▶ **Goal**
From the entries below, work out the number of lines that hold the word "know", and give that number alone.

═════ Exercise material ═════

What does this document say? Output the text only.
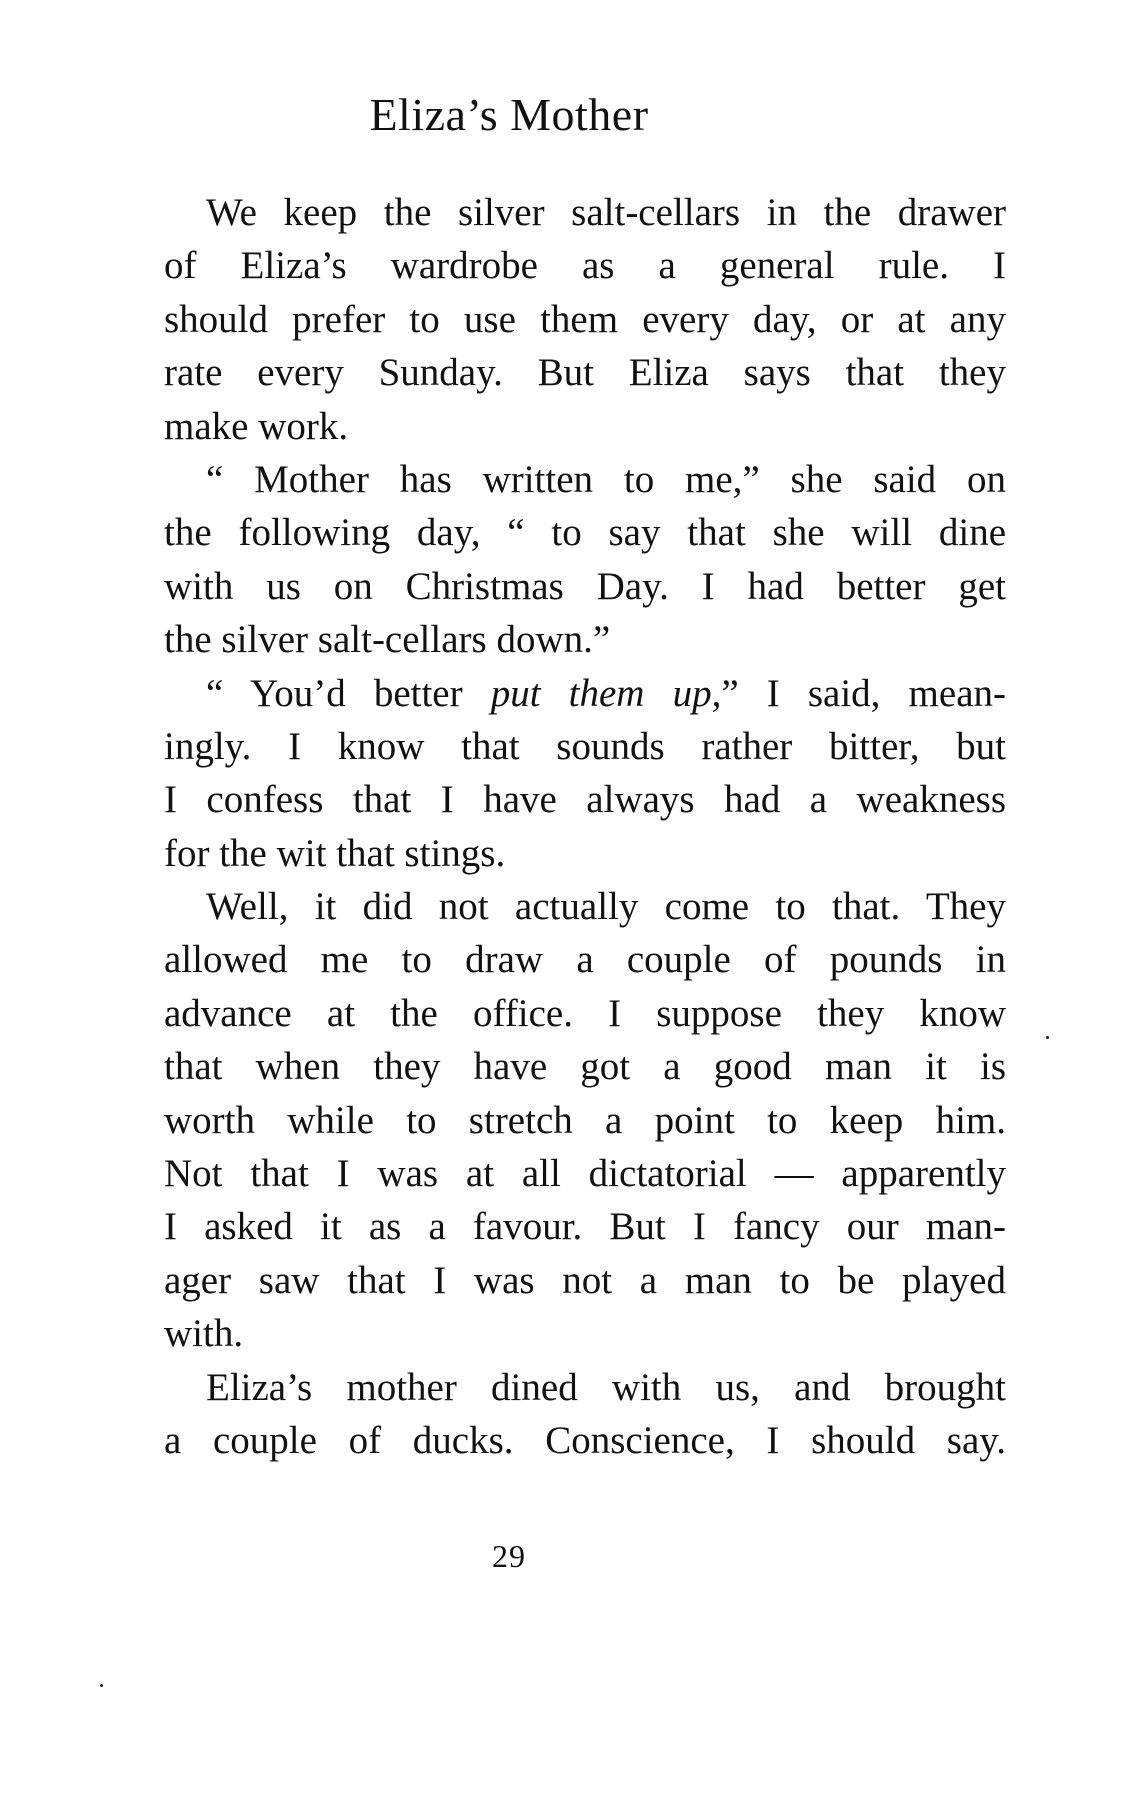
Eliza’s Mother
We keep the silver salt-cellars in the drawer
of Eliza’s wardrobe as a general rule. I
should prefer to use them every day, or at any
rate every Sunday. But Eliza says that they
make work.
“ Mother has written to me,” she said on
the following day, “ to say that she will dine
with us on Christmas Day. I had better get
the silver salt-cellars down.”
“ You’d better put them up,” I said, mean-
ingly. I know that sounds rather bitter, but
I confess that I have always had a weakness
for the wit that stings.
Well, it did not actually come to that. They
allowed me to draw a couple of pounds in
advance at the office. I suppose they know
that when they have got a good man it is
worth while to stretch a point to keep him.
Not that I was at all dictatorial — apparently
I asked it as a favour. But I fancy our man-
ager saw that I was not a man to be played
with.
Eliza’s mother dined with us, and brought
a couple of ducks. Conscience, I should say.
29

═════
═════ Exercise material ═════

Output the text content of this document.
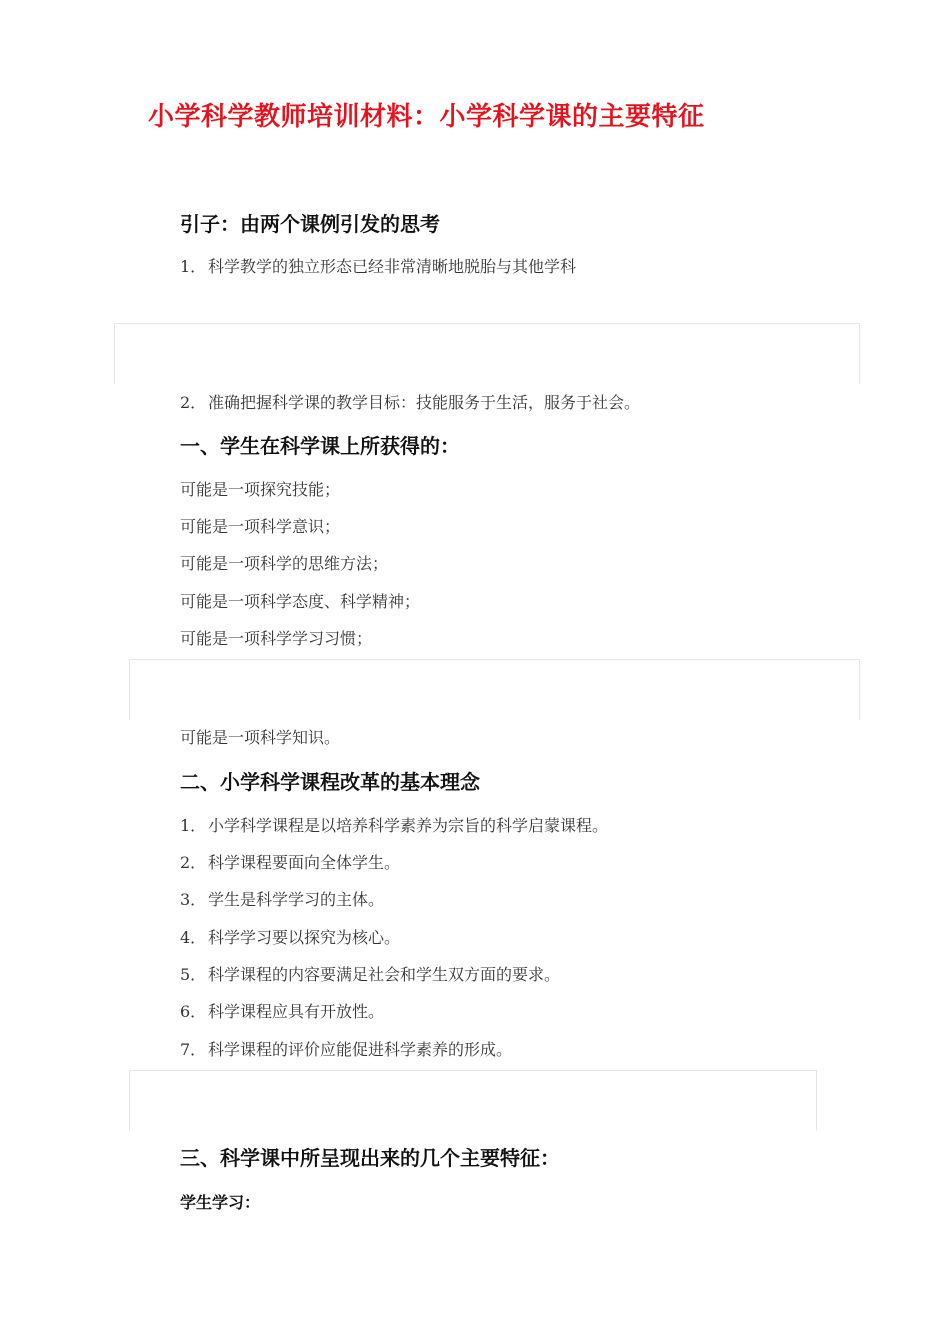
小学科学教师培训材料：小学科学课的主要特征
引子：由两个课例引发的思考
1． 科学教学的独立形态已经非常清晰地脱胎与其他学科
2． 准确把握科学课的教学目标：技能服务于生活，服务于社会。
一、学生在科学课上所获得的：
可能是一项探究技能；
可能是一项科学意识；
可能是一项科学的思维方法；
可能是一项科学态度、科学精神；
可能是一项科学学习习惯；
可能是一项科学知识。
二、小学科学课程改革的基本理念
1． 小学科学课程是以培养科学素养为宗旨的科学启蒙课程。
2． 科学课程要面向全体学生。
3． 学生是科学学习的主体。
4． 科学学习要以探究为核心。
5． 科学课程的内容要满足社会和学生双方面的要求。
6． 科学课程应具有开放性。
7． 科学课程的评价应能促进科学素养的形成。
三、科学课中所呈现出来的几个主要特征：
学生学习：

═════

▶ **Expected output**
2